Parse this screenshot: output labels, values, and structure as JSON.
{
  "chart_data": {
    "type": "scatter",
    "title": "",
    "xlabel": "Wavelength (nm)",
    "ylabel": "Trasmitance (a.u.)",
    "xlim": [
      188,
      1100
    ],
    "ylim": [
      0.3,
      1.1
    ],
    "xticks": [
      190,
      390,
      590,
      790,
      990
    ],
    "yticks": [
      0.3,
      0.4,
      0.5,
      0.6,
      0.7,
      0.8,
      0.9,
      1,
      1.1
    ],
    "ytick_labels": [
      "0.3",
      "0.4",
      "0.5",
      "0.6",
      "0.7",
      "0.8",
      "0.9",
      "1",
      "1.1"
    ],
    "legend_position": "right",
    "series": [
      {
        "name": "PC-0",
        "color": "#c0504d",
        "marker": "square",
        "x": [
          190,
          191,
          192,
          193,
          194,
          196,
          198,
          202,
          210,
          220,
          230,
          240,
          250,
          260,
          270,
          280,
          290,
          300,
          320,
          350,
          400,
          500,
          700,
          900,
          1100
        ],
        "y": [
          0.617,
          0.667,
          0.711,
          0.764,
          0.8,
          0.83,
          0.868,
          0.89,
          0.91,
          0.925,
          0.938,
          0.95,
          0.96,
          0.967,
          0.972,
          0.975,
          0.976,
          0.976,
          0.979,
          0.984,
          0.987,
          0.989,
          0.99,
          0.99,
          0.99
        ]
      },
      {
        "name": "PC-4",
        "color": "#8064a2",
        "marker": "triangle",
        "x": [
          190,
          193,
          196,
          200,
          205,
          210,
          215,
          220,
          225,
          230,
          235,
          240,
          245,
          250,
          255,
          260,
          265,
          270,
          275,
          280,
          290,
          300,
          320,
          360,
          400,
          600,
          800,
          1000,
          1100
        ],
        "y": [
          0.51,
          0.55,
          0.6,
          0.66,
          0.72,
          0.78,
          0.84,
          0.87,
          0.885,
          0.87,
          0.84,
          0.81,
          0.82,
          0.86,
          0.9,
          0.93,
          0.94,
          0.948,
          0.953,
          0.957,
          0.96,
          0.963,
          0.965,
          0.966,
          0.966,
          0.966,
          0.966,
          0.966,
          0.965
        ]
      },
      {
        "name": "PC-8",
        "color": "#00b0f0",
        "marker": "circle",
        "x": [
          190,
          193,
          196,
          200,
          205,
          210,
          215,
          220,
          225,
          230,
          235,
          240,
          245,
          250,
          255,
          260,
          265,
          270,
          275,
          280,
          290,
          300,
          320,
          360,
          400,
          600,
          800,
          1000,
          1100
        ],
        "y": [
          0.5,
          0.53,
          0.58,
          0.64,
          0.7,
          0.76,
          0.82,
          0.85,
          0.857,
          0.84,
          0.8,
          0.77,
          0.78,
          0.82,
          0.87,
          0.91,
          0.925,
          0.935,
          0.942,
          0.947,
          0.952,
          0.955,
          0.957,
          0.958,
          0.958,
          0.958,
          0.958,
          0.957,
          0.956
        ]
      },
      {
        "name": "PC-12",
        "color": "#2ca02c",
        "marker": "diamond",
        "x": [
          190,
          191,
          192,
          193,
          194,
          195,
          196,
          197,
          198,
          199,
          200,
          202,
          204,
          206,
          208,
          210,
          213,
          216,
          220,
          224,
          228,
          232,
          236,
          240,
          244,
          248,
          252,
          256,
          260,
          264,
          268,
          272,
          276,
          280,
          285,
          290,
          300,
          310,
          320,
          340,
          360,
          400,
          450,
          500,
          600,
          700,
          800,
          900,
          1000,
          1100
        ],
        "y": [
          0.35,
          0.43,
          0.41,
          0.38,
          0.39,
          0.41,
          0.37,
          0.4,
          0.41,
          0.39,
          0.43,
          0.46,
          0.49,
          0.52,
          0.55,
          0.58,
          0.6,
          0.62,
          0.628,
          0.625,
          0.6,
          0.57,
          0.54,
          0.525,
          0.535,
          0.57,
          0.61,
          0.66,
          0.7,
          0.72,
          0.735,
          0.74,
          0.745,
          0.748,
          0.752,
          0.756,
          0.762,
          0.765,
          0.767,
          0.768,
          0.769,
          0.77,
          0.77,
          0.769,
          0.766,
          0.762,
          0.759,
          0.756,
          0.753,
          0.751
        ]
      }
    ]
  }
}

-*-

■ The problem: Extract each line holding the string "marker".

■ Solution to this problem:
        "marker": "square",
        "marker": "triangle",
        "marker": "circle",
        "marker": "diamond",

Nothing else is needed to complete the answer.